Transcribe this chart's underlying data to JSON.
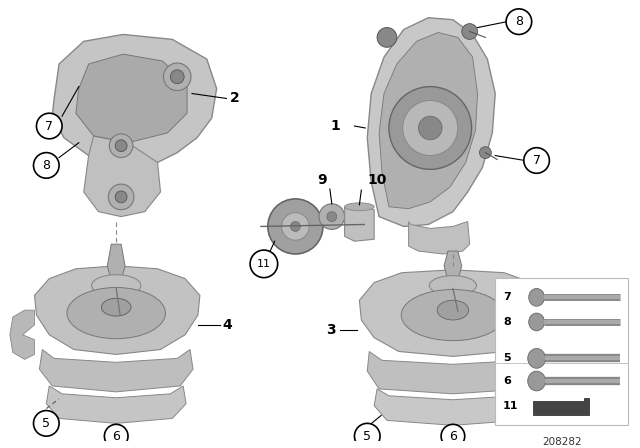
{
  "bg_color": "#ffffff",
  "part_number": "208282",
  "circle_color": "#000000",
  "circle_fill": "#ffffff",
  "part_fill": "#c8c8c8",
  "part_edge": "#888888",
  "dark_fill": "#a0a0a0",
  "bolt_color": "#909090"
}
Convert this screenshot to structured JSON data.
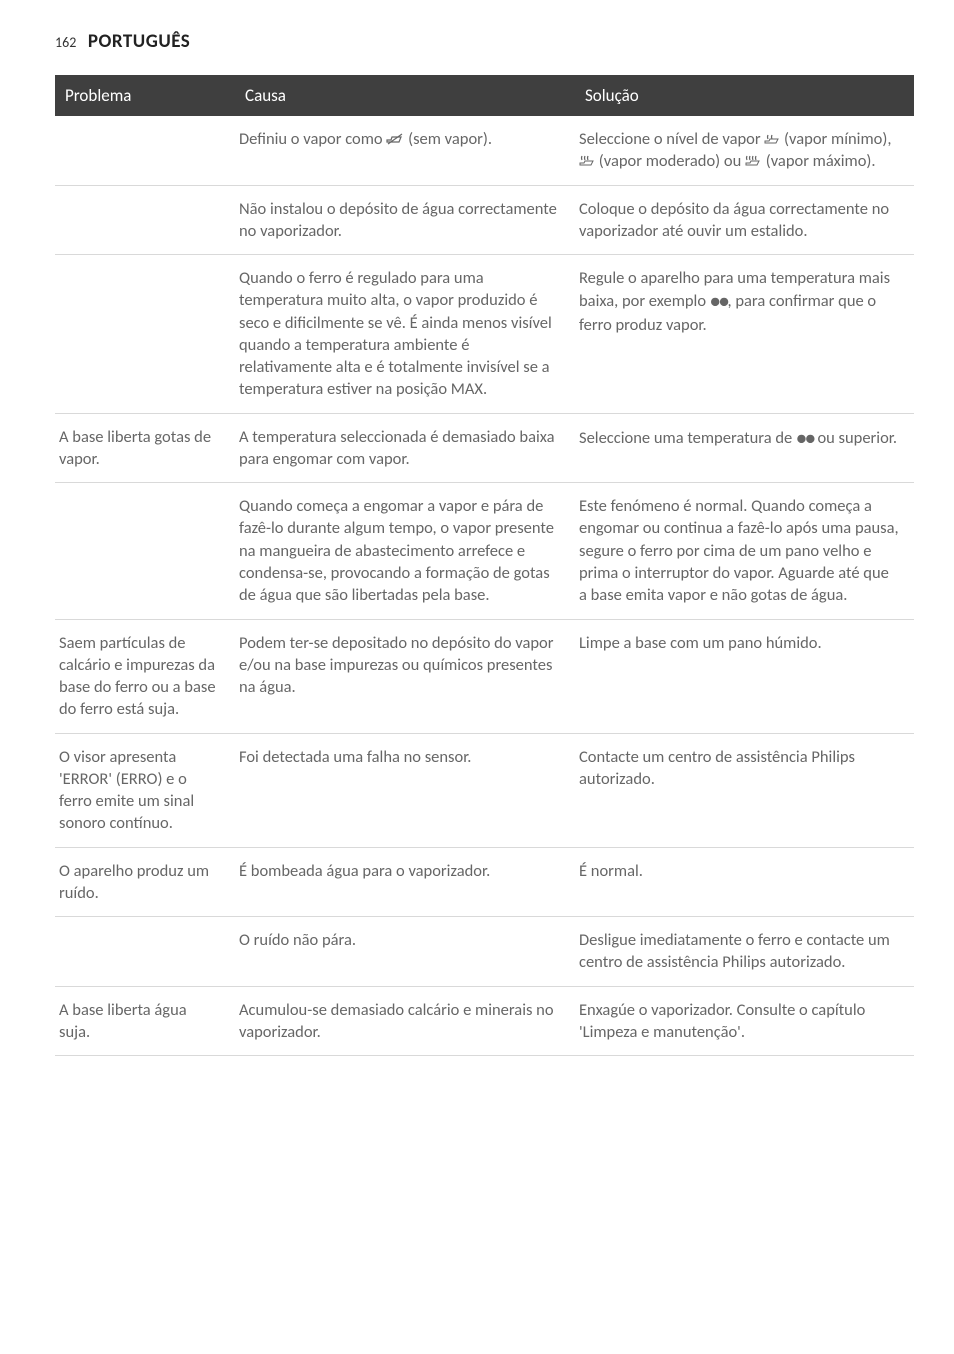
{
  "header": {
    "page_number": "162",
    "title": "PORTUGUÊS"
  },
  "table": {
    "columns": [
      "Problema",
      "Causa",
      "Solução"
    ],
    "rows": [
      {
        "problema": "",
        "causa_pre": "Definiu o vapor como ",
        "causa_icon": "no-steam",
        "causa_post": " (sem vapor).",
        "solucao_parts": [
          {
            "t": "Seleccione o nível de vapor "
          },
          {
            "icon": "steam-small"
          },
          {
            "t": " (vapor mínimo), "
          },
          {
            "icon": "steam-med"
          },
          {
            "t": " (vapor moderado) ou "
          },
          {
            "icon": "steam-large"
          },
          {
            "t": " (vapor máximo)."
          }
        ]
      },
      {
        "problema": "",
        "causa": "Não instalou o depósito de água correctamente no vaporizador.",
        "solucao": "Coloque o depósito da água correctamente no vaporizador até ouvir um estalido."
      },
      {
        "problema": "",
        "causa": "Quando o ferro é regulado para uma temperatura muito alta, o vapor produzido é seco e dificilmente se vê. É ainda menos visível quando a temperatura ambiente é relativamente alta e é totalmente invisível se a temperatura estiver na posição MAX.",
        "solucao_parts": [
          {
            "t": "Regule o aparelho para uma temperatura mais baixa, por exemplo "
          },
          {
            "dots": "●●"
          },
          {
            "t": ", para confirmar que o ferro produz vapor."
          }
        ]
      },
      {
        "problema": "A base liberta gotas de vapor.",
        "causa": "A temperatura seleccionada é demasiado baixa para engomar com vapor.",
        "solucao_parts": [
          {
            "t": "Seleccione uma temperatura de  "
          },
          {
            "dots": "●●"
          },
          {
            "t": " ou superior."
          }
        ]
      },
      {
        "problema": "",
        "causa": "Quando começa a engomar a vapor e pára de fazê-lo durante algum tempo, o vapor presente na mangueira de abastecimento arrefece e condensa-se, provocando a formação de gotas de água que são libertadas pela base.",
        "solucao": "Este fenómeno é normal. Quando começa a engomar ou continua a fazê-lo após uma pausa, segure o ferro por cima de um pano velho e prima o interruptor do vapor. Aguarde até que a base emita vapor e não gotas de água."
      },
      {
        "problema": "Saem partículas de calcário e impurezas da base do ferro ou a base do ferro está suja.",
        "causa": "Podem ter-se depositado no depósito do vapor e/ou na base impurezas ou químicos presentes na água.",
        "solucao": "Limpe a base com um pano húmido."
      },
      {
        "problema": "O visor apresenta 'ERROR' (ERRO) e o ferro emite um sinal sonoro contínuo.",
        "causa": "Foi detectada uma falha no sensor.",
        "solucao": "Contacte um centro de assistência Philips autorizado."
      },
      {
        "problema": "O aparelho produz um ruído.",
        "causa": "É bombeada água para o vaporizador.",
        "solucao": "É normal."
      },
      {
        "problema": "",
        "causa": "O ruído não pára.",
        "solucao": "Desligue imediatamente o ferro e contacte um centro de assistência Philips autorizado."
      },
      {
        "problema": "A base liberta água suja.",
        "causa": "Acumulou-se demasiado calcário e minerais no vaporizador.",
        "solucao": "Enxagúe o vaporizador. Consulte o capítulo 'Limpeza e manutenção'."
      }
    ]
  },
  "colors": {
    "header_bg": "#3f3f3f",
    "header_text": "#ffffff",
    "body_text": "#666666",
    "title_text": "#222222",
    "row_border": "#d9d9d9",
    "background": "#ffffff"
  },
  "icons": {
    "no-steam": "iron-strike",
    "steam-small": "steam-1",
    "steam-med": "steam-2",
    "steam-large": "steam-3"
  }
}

══════

Leave out the pictures and reproduce the rest of the listing exactly.

Transcribe this chart's underlying data to JSON.
{
  "bg_color": "#ffffff",
  "part_number": "208282",
  "circle_color": "#000000",
  "circle_fill": "#ffffff",
  "part_fill": "#c8c8c8",
  "part_edge": "#888888",
  "dark_fill": "#a0a0a0",
  "bolt_color": "#909090"
}
Convert this screenshot to structured JSON data.
{
  "header": {
    "page_number": "162",
    "title": "PORTUGUÊS"
  },
  "table": {
    "columns": [
      "Problema",
      "Causa",
      "Solução"
    ],
    "rows": [
      {
        "problema": "",
        "causa_pre": "Definiu o vapor como ",
        "causa_icon": "no-steam",
        "causa_post": " (sem vapor).",
        "solucao_parts": [
          {
            "t": "Seleccione o nível de vapor "
          },
          {
            "icon": "steam-small"
          },
          {
            "t": " (vapor mínimo), "
          },
          {
            "icon": "steam-med"
          },
          {
            "t": " (vapor moderado) ou "
          },
          {
            "icon": "steam-large"
          },
          {
            "t": " (vapor máximo)."
          }
        ]
      },
      {
        "problema": "",
        "causa": "Não instalou o depósito de água correctamente no vaporizador.",
        "solucao": "Coloque o depósito da água correctamente no vaporizador até ouvir um estalido."
      },
      {
        "problema": "",
        "causa": "Quando o ferro é regulado para uma temperatura muito alta, o vapor produzido é seco e dificilmente se vê. É ainda menos visível quando a temperatura ambiente é relativamente alta e é totalmente invisível se a temperatura estiver na posição MAX.",
        "solucao_parts": [
          {
            "t": "Regule o aparelho para uma temperatura mais baixa, por exemplo "
          },
          {
            "dots": "●●"
          },
          {
            "t": ", para confirmar que o ferro produz vapor."
          }
        ]
      },
      {
        "problema": "A base liberta gotas de vapor.",
        "causa": "A temperatura seleccionada é demasiado baixa para engomar com vapor.",
        "solucao_parts": [
          {
            "t": "Seleccione uma temperatura de  "
          },
          {
            "dots": "●●"
          },
          {
            "t": " ou superior."
          }
        ]
      },
      {
        "problema": "",
        "causa": "Quando começa a engomar a vapor e pára de fazê-lo durante algum tempo, o vapor presente na mangueira de abastecimento arrefece e condensa-se, provocando a formação de gotas de água que são libertadas pela base.",
        "solucao": "Este fenómeno é normal. Quando começa a engomar ou continua a fazê-lo após uma pausa, segure o ferro por cima de um pano velho e prima o interruptor do vapor. Aguarde até que a base emita vapor e não gotas de água."
      },
      {
        "problema": "Saem partículas de calcário e impurezas da base do ferro ou a base do ferro está suja.",
        "causa": "Podem ter-se depositado no depósito do vapor e/ou na base impurezas ou químicos presentes na água.",
        "solucao": "Limpe a base com um pano húmido."
      },
      {
        "problema": "O visor apresenta 'ERROR' (ERRO) e o ferro emite um sinal sonoro contínuo.",
        "causa": "Foi detectada uma falha no sensor.",
        "solucao": "Contacte um centro de assistência Philips autorizado."
      },
      {
        "problema": "O aparelho produz um ruído.",
        "causa": "É bombeada água para o vaporizador.",
        "solucao": "É normal."
      },
      {
        "problema": "",
        "causa": "O ruído não pára.",
        "solucao": "Desligue imediatamente o ferro e contacte um centro de assistência Philips autorizado."
      },
      {
        "problema": "A base liberta água suja.",
        "causa": "Acumulou-se demasiado calcário e minerais no vaporizador.",
        "solucao": "Enxagúe o vaporizador. Consulte o capítulo 'Limpeza e manutenção'."
      }
    ]
  },
  "colors": {
    "header_bg": "#3f3f3f",
    "header_text": "#ffffff",
    "body_text": "#666666",
    "title_text": "#222222",
    "row_border": "#d9d9d9",
    "background": "#ffffff"
  },
  "icons": {
    "no-steam": "iron-strike",
    "steam-small": "steam-1",
    "steam-med": "steam-2",
    "steam-large": "steam-3"
  }
}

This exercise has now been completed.